> **TASK MATERIAL**:
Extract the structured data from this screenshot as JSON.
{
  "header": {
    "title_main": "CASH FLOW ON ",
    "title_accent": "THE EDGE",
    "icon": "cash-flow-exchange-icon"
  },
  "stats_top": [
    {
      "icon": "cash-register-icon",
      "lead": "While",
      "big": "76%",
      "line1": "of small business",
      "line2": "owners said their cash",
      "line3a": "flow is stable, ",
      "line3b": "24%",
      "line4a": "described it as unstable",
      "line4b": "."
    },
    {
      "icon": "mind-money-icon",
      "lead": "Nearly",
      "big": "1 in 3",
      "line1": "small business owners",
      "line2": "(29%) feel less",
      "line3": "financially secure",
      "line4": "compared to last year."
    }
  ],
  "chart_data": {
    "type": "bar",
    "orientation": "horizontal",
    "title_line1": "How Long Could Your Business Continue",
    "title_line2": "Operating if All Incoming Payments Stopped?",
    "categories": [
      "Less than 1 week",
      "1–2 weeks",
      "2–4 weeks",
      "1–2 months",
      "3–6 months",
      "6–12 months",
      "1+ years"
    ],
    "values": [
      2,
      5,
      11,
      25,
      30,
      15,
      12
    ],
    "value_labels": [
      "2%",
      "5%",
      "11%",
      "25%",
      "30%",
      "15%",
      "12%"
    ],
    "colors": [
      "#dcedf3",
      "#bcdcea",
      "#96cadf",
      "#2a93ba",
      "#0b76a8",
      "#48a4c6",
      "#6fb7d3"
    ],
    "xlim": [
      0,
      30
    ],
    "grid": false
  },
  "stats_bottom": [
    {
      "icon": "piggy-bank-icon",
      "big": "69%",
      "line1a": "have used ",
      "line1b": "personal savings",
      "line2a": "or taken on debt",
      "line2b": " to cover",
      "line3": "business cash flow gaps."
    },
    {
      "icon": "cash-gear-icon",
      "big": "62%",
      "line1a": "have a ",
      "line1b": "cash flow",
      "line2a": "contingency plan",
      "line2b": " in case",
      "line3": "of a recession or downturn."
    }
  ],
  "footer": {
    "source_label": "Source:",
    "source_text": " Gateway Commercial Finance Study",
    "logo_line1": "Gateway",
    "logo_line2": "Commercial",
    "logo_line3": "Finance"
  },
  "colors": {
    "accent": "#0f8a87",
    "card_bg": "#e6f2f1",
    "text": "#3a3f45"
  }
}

> **WHAT TO DO**:
Reproduce all of the records exactly.

> **ANSWER TO THIS EXERCISE**:
Extract the structured data from this screenshot as JSON.
{
  "header": {
    "title_main": "CASH FLOW ON ",
    "title_accent": "THE EDGE",
    "icon": "cash-flow-exchange-icon"
  },
  "stats_top": [
    {
      "icon": "cash-register-icon",
      "lead": "While",
      "big": "76%",
      "line1": "of small business",
      "line2": "owners said their cash",
      "line3a": "flow is stable, ",
      "line3b": "24%",
      "line4a": "described it as unstable",
      "line4b": "."
    },
    {
      "icon": "mind-money-icon",
      "lead": "Nearly",
      "big": "1 in 3",
      "line1": "small business owners",
      "line2": "(29%) feel less",
      "line3": "financially secure",
      "line4": "compared to last year."
    }
  ],
  "chart_data": {
    "type": "bar",
    "orientation": "horizontal",
    "title_line1": "How Long Could Your Business Continue",
    "title_line2": "Operating if All Incoming Payments Stopped?",
    "categories": [
      "Less than 1 week",
      "1–2 weeks",
      "2–4 weeks",
      "1–2 months",
      "3–6 months",
      "6–12 months",
      "1+ years"
    ],
    "values": [
      2,
      5,
      11,
      25,
      30,
      15,
      12
    ],
    "value_labels": [
      "2%",
      "5%",
      "11%",
      "25%",
      "30%",
      "15%",
      "12%"
    ],
    "colors": [
      "#dcedf3",
      "#bcdcea",
      "#96cadf",
      "#2a93ba",
      "#0b76a8",
      "#48a4c6",
      "#6fb7d3"
    ],
    "xlim": [
      0,
      30
    ],
    "grid": false
  },
  "stats_bottom": [
    {
      "icon": "piggy-bank-icon",
      "big": "69%",
      "line1a": "have used ",
      "line1b": "personal savings",
      "line2a": "or taken on debt",
      "line2b": " to cover",
      "line3": "business cash flow gaps."
    },
    {
      "icon": "cash-gear-icon",
      "big": "62%",
      "line1a": "have a ",
      "line1b": "cash flow",
      "line2a": "contingency plan",
      "line2b": " in case",
      "line3": "of a recession or downturn."
    }
  ],
  "footer": {
    "source_label": "Source:",
    "source_text": " Gateway Commercial Finance Study",
    "logo_line1": "Gateway",
    "logo_line2": "Commercial",
    "logo_line3": "Finance"
  },
  "colors": {
    "accent": "#0f8a87",
    "card_bg": "#e6f2f1",
    "text": "#3a3f45"
  }
}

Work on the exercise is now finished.